Skip to article frontmatterSkip to article content
Site not loading correctly?

This may be due to an incorrect BASE_URL configuration. See the MyST Documentation for reference.

Download plant spectra using ECOSIS API and species list

This jupyter notebook shows how to access ECOSIS API and retrieve data/create visualizations. The API documentation is provided here:http://cstars.github.io/ecosis/.

First, import python modules.

import requests
import urllib
import pandas as pd
import matplotlib.pyplot as plt
import numpy as np
import glob
from os import path

Plant latin names

The latin names of 2 plant species are provided in the CSV file plant_latin.csv.

# read plant_latin.csv
plant_df =pd.read_csv(path.join("data", "plant_latin2.csv"))
# print first two rows
plant_df[:2]
Loading...

Search ECOSIS

We will search for ECOSIS database for the spectra data by their latin names.

# base URL of ECOSIS API
baseurl = "https://ecosis.org/api"

# data API url
dataurl = f"{baseurl}/package"

# search API url
searchurl = f"{dataurl}/search"

# list to save dataset_ids
dataset_id = []

# loop through the plant names and search datasets
for i in plant_df.index:
        
    # defining search parameters
    searchjson = {"filters": f'[{plant_df.loc[i].to_json()}]',
                 "start":0,
                 "stop":100}

    # needed to maintain spaces in search parameters
    params = urllib.parse.urlencode(searchjson, quote_via=urllib.parse.quote)

    # submit request
    response = requests.get(searchurl, params=params)
    response.raise_for_status()
    
    # remove the dataset that have "DO NOT USE" labels in descriptions and get their ids (`_id`).
    for item in response.json()['items']:
        if ("DO NOT USE" not in item['ecosis']['description']):
            dataset_id.append(item['_id'])

# keep unique dataset ids
dataset_id = list(set(dataset_id))

# print total spectra
print(f"A total of {len(dataset_id)} datasets found for {len(plant_df.index)} species.")
A total of 26 datasets found for 65 species.

Get Statistics

The dataset_id above now contains the list of datasets that has one of the 65 species of interest.

Statistics endpoint /stats of the ECOSIS API gives sum, count, min, max, avg, variance and stddev of the dataset. We will now loop through all datasets and plot the average spectra value as well as its stddev as error bands and see if there are any anomalous datasets. Note that these dataset includes spectra from all species (not only 65 species from the csv file above).

Provided entries:
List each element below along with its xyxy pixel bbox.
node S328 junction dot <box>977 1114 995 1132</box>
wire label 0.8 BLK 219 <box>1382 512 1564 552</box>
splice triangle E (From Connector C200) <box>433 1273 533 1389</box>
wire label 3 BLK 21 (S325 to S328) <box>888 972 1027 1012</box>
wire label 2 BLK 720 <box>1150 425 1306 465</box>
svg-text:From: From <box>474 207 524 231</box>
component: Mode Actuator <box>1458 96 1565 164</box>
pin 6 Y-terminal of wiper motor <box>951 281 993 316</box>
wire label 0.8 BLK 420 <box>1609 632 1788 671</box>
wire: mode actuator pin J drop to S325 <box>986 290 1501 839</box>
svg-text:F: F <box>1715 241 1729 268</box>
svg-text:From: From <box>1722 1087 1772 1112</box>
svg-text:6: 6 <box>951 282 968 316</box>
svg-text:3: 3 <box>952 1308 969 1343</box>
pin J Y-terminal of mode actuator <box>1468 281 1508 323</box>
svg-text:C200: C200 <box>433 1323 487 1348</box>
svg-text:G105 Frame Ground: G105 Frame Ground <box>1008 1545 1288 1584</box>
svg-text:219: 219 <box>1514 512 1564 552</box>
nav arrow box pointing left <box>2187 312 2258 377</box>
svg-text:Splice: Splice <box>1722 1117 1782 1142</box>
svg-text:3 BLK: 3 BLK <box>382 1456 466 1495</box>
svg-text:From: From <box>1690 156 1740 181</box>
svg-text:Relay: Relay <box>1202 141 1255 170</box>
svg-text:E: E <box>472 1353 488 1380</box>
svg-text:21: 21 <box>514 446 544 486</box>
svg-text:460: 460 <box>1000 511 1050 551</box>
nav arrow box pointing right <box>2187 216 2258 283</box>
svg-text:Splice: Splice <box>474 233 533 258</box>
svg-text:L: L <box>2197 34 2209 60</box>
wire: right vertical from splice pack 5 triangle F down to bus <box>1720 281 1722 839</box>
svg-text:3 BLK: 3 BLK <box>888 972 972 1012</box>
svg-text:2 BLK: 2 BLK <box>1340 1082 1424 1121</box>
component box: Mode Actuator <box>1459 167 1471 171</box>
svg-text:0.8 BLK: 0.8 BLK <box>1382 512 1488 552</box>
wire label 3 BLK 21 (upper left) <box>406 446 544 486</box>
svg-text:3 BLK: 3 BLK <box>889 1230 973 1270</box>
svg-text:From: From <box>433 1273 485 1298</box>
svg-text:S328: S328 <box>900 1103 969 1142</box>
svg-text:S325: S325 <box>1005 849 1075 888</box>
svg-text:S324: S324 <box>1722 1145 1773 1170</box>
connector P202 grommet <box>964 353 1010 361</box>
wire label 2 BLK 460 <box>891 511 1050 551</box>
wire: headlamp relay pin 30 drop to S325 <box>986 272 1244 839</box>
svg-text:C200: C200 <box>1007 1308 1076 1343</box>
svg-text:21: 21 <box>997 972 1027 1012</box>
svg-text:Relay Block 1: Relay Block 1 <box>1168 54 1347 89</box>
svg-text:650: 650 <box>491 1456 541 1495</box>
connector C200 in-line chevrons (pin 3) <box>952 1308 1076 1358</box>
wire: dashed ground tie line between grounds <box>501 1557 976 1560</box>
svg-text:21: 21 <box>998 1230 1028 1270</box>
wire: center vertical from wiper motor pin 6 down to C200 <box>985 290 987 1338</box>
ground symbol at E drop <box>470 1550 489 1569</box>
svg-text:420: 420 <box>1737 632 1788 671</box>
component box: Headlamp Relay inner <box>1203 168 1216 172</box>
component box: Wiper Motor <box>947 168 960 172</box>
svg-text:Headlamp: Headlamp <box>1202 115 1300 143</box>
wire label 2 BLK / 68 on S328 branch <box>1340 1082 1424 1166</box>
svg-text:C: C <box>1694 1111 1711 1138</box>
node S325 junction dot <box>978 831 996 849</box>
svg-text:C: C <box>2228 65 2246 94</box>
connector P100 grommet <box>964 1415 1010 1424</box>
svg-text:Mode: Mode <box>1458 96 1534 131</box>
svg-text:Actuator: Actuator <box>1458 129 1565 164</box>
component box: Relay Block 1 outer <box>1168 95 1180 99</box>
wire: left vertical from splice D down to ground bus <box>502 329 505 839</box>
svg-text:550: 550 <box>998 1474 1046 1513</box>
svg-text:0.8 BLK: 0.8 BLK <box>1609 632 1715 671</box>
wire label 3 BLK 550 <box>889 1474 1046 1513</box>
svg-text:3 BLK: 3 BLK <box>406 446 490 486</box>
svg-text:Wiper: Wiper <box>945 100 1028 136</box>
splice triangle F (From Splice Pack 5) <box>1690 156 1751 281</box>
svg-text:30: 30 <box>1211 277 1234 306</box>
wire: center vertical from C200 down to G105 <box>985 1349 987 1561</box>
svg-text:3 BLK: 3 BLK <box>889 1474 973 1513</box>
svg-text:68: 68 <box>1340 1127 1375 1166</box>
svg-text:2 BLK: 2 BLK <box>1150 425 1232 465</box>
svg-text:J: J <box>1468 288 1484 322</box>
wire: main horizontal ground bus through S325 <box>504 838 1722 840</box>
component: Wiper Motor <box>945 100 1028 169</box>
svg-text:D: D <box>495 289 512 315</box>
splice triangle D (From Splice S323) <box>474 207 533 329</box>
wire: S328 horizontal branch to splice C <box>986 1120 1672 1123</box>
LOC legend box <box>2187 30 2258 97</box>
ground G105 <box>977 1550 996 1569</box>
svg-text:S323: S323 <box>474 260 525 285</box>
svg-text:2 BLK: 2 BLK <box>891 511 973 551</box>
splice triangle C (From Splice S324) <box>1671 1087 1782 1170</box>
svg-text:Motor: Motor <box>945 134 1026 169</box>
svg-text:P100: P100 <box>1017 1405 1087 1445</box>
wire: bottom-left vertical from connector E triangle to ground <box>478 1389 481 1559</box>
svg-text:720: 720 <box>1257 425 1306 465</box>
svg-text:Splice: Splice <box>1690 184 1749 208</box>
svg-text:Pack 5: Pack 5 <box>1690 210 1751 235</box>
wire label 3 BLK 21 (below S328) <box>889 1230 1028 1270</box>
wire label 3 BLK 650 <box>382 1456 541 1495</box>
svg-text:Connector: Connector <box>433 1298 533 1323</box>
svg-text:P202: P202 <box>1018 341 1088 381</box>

Actions to take:
1 – Please transcribe the stretch of the ECOSIS API page from "import requests" through "CSV file plant_latin.csv.".
2 – Report only how many lines of the records contain the string "terminal", treating case as significant.

Responses to the exercise:
1 –
import requests
import urllib
import pandas as pd
import matplotlib.pyplot as plt
import numpy as np
import glob
from os import path

Plant latin names

The latin names of 2 plant species are provided in the CSV file plant_latin.csv.

2 – 2